- The task -
Repeat the material verbatim and drop the pictures.

- Extracted entries -
(begin)

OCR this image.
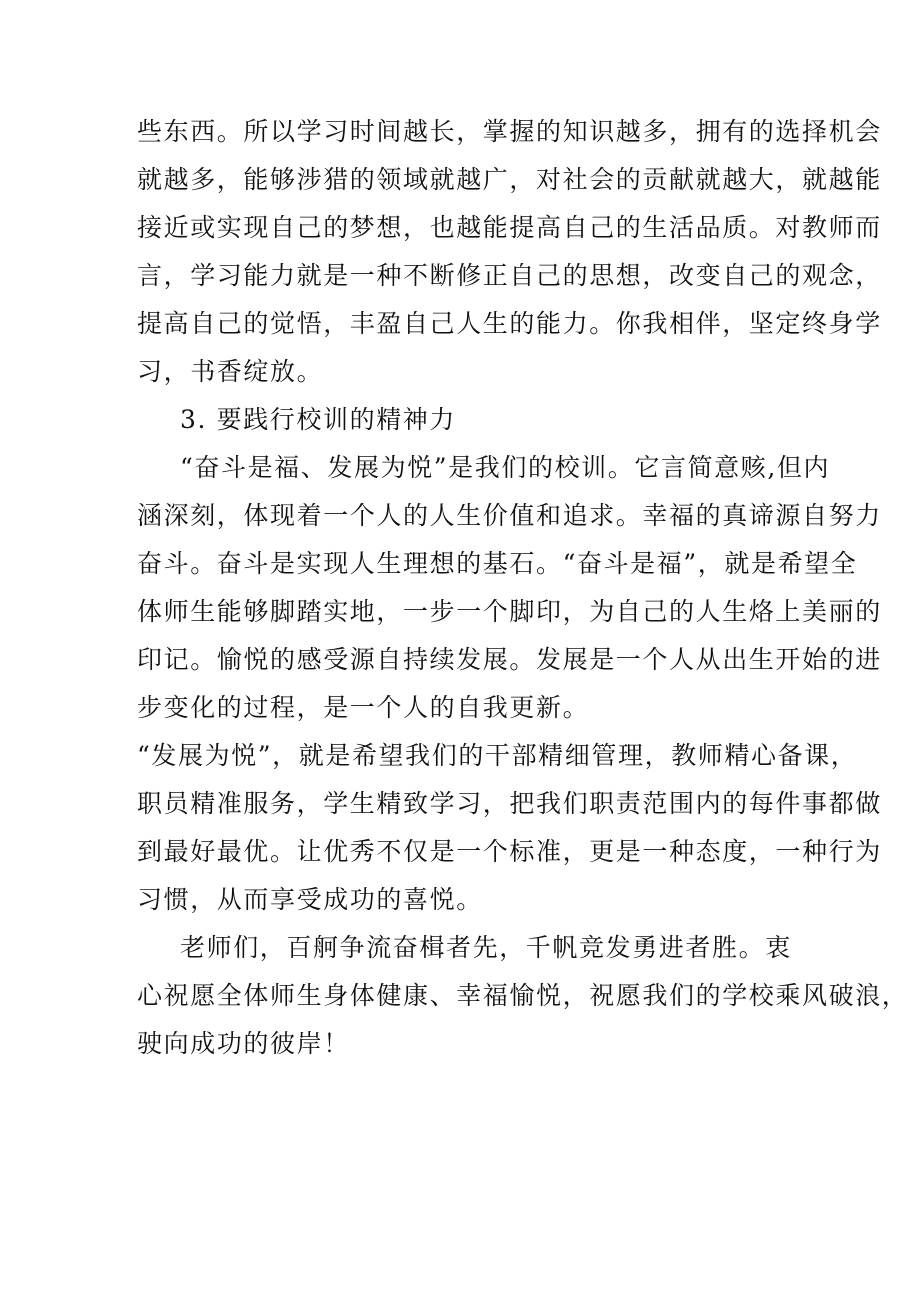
些东西。所以学习时间越长，掌握的知识越多，拥有的选择机会
就越多，能够涉猎的领域就越广，对社会的贡献就越大，就越能
接近或实现自己的梦想，也越能提高自己的生活品质。对教师而
言，学习能力就是一种不断修正自己的思想，改变自己的观念，
提高自己的觉悟，丰盈自己人生的能力。你我相伴，坚定终身学
习，书香绽放。
3. 要践行校训的精神力
“奋斗是福、发展为悦”是我们的校训。它言简意赅,但内
涵深刻，体现着一个人的人生价值和追求。幸福的真谛源自努力
奋斗。奋斗是实现人生理想的基石。“奋斗是福”，就是希望全
体师生能够脚踏实地，一步一个脚印，为自己的人生烙上美丽的
印记。愉悦的感受源自持续发展。发展是一个人从出生开始的进
步变化的过程，是一个人的自我更新。
“发展为悦”，就是希望我们的干部精细管理，教师精心备课，
职员精准服务，学生精致学习，把我们职责范围内的每件事都做
到最好最优。让优秀不仅是一个标准，更是一种态度，一种行为
习惯，从而享受成功的喜悦。
老师们，百舸争流奋楫者先，千帆竞发勇进者胜。衷
心祝愿全体师生身体健康、幸福愉悦，祝愿我们的学校乘风破浪，
驶向成功的彼岸！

(end)

- Task result -
OCR this image.
些东西。所以学习时间越长，掌握的知识越多，拥有的选择机会
就越多，能够涉猎的领域就越广，对社会的贡献就越大，就越能
接近或实现自己的梦想，也越能提高自己的生活品质。对教师而
言，学习能力就是一种不断修正自己的思想，改变自己的观念，
提高自己的觉悟，丰盈自己人生的能力。你我相伴，坚定终身学
习，书香绽放。
3. 要践行校训的精神力
“奋斗是福、发展为悦”是我们的校训。它言简意赅,但内
涵深刻，体现着一个人的人生价值和追求。幸福的真谛源自努力
奋斗。奋斗是实现人生理想的基石。“奋斗是福”，就是希望全
体师生能够脚踏实地，一步一个脚印，为自己的人生烙上美丽的
印记。愉悦的感受源自持续发展。发展是一个人从出生开始的进
步变化的过程，是一个人的自我更新。
“发展为悦”，就是希望我们的干部精细管理，教师精心备课，
职员精准服务，学生精致学习，把我们职责范围内的每件事都做
到最好最优。让优秀不仅是一个标准，更是一种态度，一种行为
习惯，从而享受成功的喜悦。
老师们，百舸争流奋楫者先，千帆竞发勇进者胜。衷
心祝愿全体师生身体健康、幸福愉悦，祝愿我们的学校乘风破浪，
驶向成功的彼岸！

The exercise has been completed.